__WHAT THE TASK REQUIRES__
Give the number of lines in the listing below that include the word "жилых", with nothing more.

__TASK INPUT__
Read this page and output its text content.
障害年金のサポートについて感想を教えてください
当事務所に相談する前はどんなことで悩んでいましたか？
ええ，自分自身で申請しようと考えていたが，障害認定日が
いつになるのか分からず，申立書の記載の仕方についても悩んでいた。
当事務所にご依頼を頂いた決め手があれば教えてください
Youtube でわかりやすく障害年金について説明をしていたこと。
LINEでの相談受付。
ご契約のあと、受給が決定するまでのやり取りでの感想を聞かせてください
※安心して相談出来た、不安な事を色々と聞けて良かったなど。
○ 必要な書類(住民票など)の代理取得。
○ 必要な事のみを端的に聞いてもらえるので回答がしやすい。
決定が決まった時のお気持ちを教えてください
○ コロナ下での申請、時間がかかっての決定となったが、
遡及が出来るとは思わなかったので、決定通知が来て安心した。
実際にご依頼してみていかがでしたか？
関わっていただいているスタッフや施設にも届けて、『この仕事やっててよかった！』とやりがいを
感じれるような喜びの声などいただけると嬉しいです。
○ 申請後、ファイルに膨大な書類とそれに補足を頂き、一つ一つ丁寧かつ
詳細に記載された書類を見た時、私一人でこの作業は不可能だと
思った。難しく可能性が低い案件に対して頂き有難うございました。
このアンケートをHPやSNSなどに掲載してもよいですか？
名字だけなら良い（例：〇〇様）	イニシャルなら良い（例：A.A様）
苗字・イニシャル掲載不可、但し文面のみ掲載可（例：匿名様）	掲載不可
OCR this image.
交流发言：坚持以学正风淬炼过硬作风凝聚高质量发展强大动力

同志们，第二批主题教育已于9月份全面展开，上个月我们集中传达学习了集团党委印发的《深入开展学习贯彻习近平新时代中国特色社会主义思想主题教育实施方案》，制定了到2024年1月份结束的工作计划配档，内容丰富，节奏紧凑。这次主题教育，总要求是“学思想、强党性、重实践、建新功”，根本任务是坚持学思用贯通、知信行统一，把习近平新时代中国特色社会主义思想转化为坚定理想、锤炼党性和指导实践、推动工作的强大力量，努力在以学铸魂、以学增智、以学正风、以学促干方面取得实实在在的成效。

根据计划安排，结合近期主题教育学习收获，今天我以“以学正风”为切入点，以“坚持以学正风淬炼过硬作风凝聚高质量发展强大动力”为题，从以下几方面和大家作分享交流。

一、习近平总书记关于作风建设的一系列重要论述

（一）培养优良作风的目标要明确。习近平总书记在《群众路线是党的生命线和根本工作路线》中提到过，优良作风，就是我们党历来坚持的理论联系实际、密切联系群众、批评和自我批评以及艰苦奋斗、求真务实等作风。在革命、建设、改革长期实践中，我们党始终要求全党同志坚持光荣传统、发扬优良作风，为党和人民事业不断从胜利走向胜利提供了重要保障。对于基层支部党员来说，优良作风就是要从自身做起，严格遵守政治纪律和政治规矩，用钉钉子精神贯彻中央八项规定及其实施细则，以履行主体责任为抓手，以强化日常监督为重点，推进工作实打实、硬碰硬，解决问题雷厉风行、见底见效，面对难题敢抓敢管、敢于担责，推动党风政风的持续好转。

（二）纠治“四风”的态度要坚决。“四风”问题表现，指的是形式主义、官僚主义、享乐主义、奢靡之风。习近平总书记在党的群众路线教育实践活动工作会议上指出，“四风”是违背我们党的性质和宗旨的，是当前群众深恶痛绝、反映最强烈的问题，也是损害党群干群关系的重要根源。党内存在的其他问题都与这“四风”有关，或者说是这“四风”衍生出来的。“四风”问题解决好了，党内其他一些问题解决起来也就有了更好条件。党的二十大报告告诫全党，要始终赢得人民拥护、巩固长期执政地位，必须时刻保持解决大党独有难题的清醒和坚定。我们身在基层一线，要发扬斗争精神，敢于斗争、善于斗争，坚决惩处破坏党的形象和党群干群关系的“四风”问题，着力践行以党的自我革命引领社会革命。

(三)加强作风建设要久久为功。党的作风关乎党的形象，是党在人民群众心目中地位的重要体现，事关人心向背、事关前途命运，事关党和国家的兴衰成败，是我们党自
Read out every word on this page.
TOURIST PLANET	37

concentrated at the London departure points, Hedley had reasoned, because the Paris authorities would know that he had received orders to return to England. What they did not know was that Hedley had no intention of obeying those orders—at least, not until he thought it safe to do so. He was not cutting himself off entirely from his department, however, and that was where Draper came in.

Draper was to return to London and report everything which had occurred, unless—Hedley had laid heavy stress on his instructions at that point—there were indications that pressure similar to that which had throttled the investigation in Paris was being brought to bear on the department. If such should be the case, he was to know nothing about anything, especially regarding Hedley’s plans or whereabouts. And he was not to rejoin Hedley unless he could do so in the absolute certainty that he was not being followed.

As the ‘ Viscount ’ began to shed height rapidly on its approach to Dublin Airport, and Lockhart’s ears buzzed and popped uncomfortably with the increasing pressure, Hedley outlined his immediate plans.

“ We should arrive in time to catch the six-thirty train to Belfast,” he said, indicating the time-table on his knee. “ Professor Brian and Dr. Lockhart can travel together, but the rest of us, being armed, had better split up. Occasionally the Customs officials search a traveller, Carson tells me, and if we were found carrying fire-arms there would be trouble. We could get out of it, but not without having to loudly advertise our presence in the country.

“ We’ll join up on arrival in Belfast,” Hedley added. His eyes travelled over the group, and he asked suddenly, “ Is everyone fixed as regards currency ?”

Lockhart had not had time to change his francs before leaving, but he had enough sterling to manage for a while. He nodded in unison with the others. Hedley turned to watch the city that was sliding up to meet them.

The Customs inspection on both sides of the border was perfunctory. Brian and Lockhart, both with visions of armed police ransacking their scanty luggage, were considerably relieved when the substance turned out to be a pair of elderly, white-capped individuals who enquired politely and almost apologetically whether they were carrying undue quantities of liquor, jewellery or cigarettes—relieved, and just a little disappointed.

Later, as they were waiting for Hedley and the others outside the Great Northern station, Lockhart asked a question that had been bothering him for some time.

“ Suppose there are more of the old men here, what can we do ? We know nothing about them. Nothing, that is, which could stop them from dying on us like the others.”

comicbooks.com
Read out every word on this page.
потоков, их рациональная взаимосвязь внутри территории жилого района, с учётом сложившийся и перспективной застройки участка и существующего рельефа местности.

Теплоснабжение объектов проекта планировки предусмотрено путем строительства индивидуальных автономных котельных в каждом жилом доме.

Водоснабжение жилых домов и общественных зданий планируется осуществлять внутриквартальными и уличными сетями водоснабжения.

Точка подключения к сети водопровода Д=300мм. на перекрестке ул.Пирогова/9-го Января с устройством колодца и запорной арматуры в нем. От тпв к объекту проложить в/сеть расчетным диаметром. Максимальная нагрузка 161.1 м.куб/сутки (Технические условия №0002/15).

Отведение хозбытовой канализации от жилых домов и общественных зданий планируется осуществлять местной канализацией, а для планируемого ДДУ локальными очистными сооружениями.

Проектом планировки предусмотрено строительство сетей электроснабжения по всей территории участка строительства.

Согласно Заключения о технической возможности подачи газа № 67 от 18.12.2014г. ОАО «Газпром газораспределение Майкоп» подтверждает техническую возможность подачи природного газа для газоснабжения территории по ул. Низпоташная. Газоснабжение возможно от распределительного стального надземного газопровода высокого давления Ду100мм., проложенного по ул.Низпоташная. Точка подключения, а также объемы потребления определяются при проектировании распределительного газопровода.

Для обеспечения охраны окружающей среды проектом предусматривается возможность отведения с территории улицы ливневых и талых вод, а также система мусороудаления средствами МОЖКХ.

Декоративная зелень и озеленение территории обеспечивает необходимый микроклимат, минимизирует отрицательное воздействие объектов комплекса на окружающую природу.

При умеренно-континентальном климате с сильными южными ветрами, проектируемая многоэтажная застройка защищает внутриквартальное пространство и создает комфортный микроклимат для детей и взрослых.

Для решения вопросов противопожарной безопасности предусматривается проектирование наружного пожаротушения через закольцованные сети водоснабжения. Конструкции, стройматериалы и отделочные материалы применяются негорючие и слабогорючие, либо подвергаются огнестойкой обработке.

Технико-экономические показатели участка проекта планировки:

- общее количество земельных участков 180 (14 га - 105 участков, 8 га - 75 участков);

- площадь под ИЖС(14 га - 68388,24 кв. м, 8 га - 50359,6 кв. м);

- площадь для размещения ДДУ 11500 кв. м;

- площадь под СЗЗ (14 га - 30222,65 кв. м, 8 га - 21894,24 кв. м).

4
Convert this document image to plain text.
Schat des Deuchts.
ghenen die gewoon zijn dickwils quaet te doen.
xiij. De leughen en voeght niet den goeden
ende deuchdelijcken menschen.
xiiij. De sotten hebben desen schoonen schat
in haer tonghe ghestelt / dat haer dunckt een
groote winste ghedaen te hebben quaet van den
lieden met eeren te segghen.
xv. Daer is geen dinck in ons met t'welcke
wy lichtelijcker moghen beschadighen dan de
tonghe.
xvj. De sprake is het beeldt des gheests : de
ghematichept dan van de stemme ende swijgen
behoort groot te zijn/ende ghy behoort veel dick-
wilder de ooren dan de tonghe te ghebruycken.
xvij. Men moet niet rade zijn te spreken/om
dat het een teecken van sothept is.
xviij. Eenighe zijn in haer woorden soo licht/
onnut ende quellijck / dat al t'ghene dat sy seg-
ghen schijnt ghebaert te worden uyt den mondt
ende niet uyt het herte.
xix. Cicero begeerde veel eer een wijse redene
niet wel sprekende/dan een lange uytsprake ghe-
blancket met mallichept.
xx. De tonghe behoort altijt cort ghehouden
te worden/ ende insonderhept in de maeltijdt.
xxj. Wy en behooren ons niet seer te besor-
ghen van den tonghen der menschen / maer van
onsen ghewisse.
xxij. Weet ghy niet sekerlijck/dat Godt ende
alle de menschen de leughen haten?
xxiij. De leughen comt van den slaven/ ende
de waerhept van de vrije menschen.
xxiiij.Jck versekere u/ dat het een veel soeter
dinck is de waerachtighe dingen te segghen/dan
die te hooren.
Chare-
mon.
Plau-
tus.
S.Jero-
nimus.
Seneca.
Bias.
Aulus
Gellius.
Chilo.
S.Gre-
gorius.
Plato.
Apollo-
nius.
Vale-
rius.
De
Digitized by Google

__REPLY TO THE EXERCISE__
2